__What is needed__
Copy out every line that contains "transcription".

** BEGIN **

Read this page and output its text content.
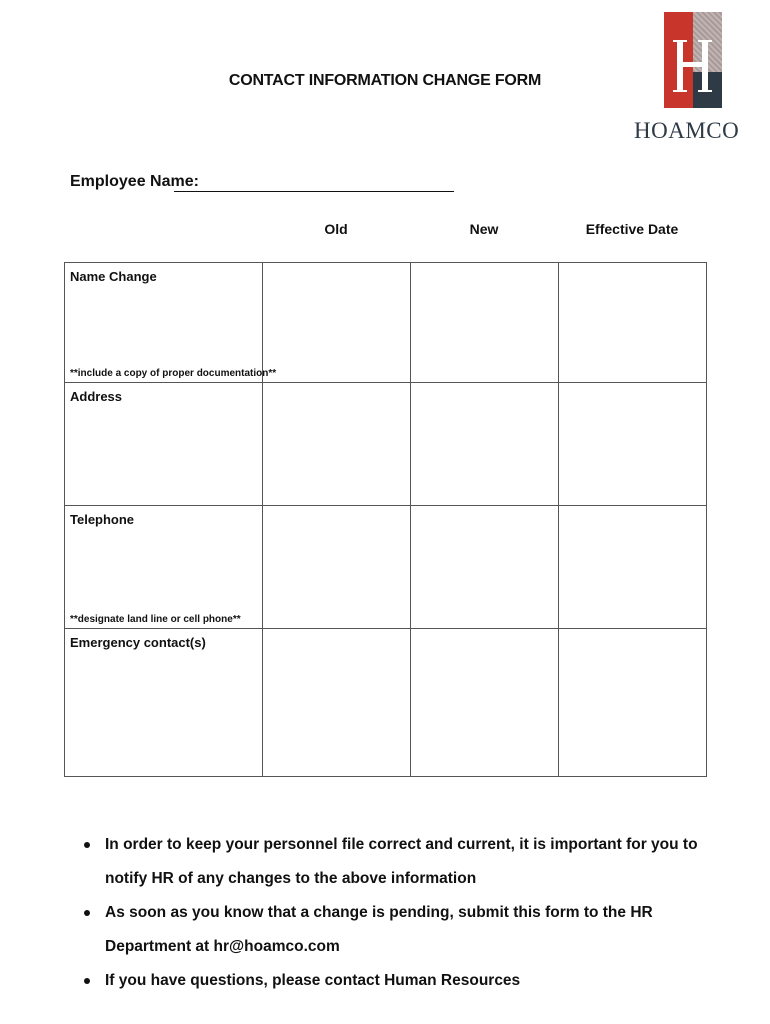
HOAMCO
CONTACT INFORMATION CHANGE FORM
Employee Name:
Old	New	Effective Date
Name Change
**include a copy of proper documentation**			

Address			

Telephone
**designate land line or cell phone**			

Emergency contact(s)			

In order to keep your personnel file correct and current, it is important for you to notify HR of any changes to the above information
As soon as you know that a change is pending, submit this form to the HR Department at hr@hoamco.com
If you have questions, please contact Human Resources
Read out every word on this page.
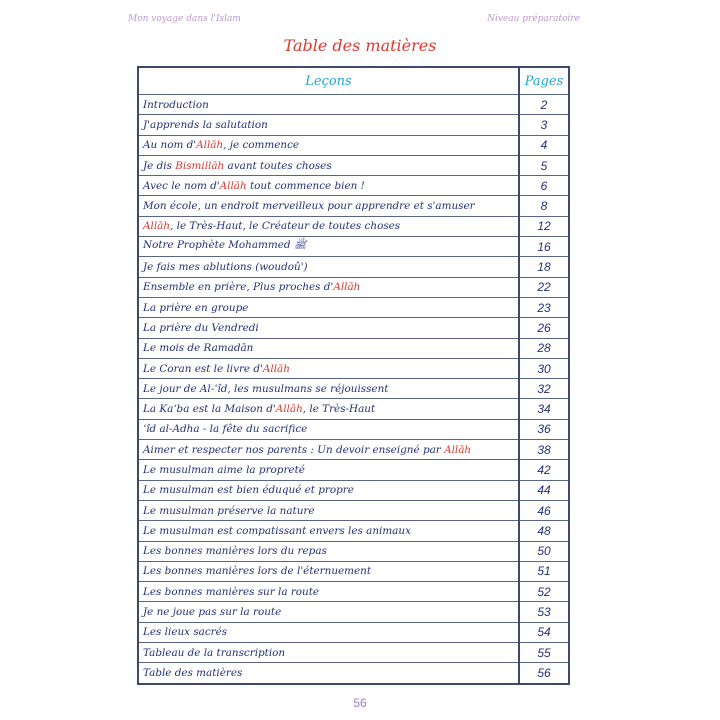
Mon voyage dans l'Islam	Niveau préparatoire
Table des matières
Leçons	Pages
Introduction	2
J'apprends la salutation	3
Au nom d'Allāh, je commence	4
Je dis Bismillāh avant toutes choses	5
Avec le nom d'Allāh tout commence bien !	6
Mon école, un endroit merveilleux pour apprendre et s'amuser	8
Allāh, le Très-Haut, le Créateur de toutes choses	12
Notre Prophète Mohammed ﷺ	16
Je fais mes ablutions (woudoû')	18
Ensemble en prière, Plus proches d'Allāh	22
La prière en groupe	23
La prière du Vendredi	26
Le mois de Ramadān	28
Le Coran est le livre d'Allāh	30
Le jour de Al-ʿîd, les musulmans se réjouissent	32
La Kaʿba est la Maison d'Allāh, le Très-Haut	34
ʿîd al-Adha - la fête du sacrifice	36
Aimer et respecter nos parents : Un devoir enseigné par Allāh	38
Le musulman aime la propreté	42
Le musulman est bien éduqué et propre	44
Le musulman préserve la nature	46
Le musulman est compatissant envers les animaux	48
Les bonnes manières lors du repas	50
Les bonnes manières lors de l'éternuement	51
Les bonnes manières sur la route	52
Je ne joue pas sur la route	53
Les lieux sacrés	54
Tableau de la transcription	55
Table des matières	56
56
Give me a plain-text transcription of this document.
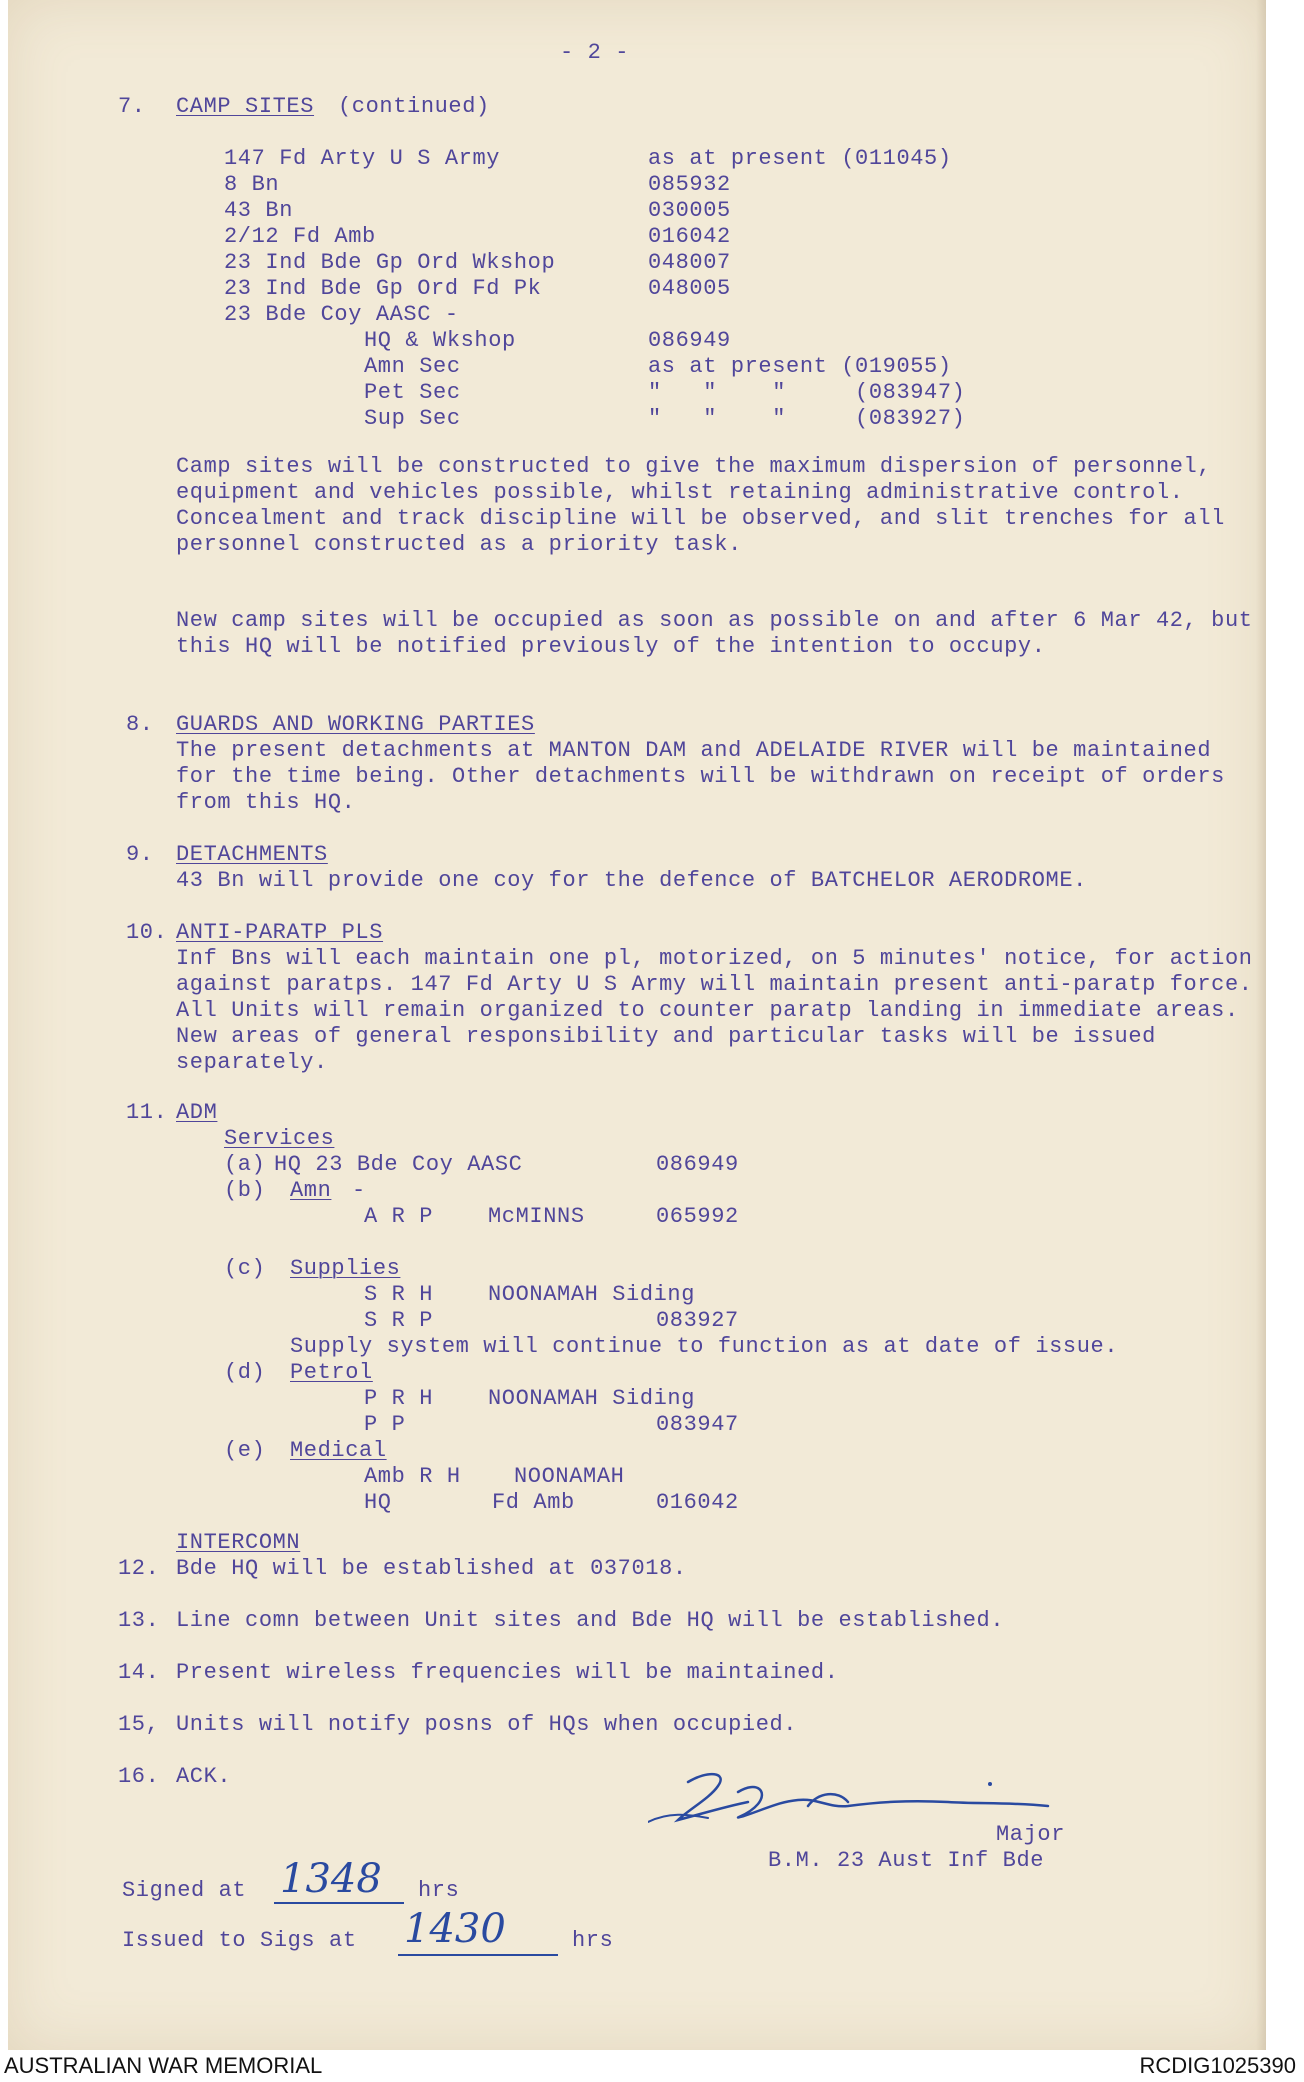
- 2 -
7. CAMP SITES (continued)
147 Fd Arty U S Army	as at present (011045)
8 Bn	085932
43 Bn	030005
2/12 Fd Amb	016042
23 Ind Bde Gp Ord Wkshop	048007
23 Ind Bde Gp Ord Fd Pk	048005
23 Bde Coy AASC -
HQ & Wkshop	086949
Amn Sec	as at present (019055)
Pet Sec	"   "    "     (083947)
Sup Sec	"   "    "     (083927)
Camp sites will be constructed to give the maximum dispersion of personnel, equipment and vehicles possible, whilst retaining administrative control. Concealment and track discipline will be observed, and slit trenches for all personnel constructed as a priority task.
New camp sites will be occupied as soon as possible on and after 6 Mar 42, but this HQ will be notified previously of the intention to occupy.
8. GUARDS AND WORKING PARTIES
The present detachments at MANTON DAM and ADELAIDE RIVER will be maintained for the time being. Other detachments will be withdrawn on receipt of orders from this HQ.
9. DETACHMENTS
43 Bn will provide one coy for the defence of BATCHELOR AERODROME.
10. ANTI-PARATP PLS
Inf Bns will each maintain one pl, motorized, on 5 minutes' notice, for action against paratps. 147 Fd Arty U S Army will maintain present anti-paratp force. All Units will remain organized to counter paratp landing in immediate areas. New areas of general responsibility and particular tasks will be issued separately.
11. ADM
Services
(a) HQ 23 Bde Coy AASC	086949
(b) Amn -
A R P McMINNS	065992
(c) Supplies
S R H NOONAMAH Siding
S R P	083927
Supply system will continue to function as at date of issue.
(d) Petrol
P R H NOONAMAH Siding
P P	083947
(e) Medical
Amb R H NOONAMAH
HQ	Fd Amb	016042
INTERCOMN
12. Bde HQ will be established at 037018.
13. Line comn between Unit sites and Bde HQ will be established.
14. Present wireless frequencies will be maintained.
15, Units will notify posns of HQs when occupied.
16. ACK.
Major
B.M. 23 Aust Inf Bde
Signed at 1348 hrs
Issued to Sigs at 1430	hrs
AUSTRALIAN WAR MEMORIAL	RCDIG1025390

** END **

__Task response__
Tableau de la transcription	55
Give me a plain-text transcription of this document.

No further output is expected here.